_Work to complete_:
Count every line in the entries that contains "Respuesta". Report that count alone.

(Dataset entries on figures)
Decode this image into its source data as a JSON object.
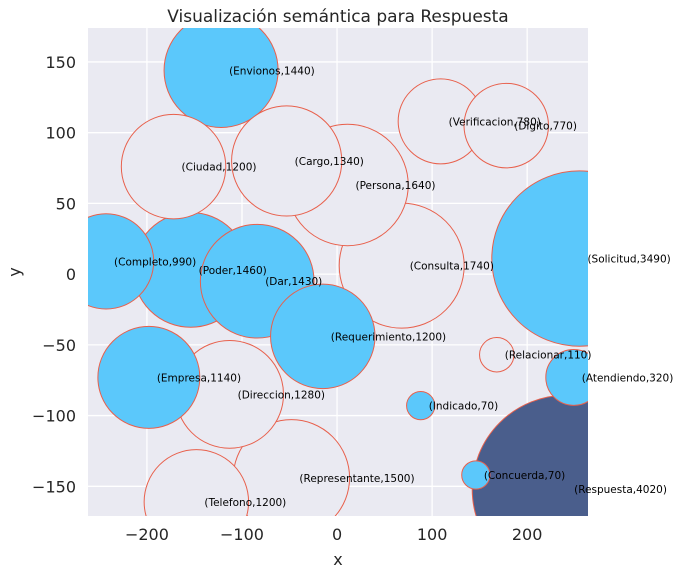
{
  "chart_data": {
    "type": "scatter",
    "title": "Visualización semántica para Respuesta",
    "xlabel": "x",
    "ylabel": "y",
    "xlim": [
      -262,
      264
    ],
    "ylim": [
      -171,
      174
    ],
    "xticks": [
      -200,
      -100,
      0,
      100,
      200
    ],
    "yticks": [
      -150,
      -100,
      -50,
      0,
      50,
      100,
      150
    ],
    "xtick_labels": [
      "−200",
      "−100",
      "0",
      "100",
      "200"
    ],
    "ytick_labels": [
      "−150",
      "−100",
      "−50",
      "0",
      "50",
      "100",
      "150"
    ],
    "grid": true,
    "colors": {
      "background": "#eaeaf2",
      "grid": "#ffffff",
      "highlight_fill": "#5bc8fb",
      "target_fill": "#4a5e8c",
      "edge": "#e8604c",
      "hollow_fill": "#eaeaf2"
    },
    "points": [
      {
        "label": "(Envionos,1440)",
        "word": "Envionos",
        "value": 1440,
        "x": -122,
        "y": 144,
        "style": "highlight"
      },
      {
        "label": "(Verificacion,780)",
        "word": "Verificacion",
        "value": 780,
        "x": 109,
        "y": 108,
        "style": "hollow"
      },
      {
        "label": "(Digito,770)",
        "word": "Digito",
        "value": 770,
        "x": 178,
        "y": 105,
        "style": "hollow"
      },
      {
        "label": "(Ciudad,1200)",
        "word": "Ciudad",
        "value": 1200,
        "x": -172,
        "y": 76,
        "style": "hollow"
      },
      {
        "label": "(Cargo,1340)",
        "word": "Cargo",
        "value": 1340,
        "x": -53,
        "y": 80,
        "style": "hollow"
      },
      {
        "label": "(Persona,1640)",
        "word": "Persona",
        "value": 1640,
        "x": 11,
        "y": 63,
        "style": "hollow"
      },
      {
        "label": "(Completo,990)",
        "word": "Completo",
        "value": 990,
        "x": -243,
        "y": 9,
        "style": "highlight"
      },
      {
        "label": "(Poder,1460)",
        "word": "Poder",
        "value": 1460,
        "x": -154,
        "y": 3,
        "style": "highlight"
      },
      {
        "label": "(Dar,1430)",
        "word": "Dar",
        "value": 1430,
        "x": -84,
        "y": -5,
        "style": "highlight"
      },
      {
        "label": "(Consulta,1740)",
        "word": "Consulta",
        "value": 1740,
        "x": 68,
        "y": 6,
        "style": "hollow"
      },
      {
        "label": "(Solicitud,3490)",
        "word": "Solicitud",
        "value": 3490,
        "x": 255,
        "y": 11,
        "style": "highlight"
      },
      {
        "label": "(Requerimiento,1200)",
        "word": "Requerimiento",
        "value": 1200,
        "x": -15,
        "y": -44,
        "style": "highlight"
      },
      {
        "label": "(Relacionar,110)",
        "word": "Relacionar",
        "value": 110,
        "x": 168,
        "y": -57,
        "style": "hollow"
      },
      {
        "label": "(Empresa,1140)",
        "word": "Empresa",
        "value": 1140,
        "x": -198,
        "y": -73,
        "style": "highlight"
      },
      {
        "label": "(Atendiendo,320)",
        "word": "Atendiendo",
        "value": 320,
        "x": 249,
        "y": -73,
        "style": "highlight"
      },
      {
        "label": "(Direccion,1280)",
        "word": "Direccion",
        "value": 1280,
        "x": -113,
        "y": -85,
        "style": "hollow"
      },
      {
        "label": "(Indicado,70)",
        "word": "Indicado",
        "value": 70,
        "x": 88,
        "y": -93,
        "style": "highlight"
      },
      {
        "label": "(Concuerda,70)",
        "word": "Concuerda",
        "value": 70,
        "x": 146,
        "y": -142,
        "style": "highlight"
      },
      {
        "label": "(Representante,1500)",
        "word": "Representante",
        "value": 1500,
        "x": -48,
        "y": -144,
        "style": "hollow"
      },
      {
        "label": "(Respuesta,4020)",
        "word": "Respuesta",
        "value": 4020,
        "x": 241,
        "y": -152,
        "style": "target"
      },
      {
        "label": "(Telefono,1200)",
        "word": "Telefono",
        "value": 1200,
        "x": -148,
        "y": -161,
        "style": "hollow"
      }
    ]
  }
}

_Final result_:
3